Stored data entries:
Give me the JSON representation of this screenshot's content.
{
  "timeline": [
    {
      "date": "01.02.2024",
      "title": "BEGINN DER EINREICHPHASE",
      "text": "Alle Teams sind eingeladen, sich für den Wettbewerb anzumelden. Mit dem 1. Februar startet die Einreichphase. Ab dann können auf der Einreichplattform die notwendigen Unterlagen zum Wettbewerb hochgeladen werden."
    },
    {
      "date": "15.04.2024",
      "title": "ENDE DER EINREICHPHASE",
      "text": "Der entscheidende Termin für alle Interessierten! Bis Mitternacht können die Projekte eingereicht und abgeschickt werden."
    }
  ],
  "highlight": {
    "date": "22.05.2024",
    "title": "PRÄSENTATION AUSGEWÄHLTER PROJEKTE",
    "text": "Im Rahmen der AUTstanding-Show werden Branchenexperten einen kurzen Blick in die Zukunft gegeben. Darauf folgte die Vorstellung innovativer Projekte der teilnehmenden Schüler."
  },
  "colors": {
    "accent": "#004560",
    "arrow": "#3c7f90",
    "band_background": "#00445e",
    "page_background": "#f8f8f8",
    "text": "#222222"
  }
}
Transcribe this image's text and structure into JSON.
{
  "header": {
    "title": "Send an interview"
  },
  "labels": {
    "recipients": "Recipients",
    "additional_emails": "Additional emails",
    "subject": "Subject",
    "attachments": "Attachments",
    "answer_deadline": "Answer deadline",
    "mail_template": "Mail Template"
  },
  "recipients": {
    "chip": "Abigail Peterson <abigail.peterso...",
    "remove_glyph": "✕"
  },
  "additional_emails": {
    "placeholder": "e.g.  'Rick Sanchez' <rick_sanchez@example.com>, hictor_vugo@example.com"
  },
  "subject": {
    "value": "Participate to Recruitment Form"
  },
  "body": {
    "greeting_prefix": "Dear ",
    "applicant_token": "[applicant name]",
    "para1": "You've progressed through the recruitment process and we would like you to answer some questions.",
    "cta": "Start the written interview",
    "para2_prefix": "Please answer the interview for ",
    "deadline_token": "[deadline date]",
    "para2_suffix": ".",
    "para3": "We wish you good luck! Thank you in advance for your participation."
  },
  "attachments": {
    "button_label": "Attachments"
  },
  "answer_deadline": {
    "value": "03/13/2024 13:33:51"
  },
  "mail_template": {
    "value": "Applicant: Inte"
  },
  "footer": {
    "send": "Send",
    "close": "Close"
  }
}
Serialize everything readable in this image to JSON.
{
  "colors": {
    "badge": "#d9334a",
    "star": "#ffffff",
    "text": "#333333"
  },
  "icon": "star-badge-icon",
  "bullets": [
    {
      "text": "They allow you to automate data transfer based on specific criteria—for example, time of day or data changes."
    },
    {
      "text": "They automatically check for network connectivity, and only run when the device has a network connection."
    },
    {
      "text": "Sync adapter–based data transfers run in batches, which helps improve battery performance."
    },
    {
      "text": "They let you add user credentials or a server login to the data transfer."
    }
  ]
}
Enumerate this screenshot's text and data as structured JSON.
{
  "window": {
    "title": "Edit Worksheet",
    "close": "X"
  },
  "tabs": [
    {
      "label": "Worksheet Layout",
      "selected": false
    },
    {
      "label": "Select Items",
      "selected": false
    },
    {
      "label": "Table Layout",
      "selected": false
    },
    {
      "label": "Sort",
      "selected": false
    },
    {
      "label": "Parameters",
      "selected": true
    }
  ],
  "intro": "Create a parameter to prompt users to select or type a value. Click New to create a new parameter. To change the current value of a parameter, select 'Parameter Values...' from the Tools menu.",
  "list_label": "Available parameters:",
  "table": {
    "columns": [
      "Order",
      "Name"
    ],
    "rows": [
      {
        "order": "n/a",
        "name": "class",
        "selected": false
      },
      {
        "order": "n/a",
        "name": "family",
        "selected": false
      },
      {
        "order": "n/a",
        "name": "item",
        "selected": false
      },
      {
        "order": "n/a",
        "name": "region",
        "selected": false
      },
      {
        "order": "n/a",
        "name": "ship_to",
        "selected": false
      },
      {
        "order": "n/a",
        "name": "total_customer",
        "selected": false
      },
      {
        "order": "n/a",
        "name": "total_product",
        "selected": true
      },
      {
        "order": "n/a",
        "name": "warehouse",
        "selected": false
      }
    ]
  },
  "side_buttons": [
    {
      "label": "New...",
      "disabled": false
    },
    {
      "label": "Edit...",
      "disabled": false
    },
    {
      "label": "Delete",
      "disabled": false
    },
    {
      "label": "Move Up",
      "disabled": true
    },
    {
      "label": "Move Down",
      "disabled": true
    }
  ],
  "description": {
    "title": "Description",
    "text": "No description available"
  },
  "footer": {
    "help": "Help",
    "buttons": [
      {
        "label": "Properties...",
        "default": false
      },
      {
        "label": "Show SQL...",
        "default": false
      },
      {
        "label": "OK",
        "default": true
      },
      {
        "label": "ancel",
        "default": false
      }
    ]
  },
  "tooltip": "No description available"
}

_Problem_
All lines that include "based" are to be gathered and copied.

_The result_
      "text": "They allow you to automate data transfer based on specific criteria—for example, time of day or data changes."
      "text": "Sync adapter–based data transfers run in batches, which helps improve battery performance."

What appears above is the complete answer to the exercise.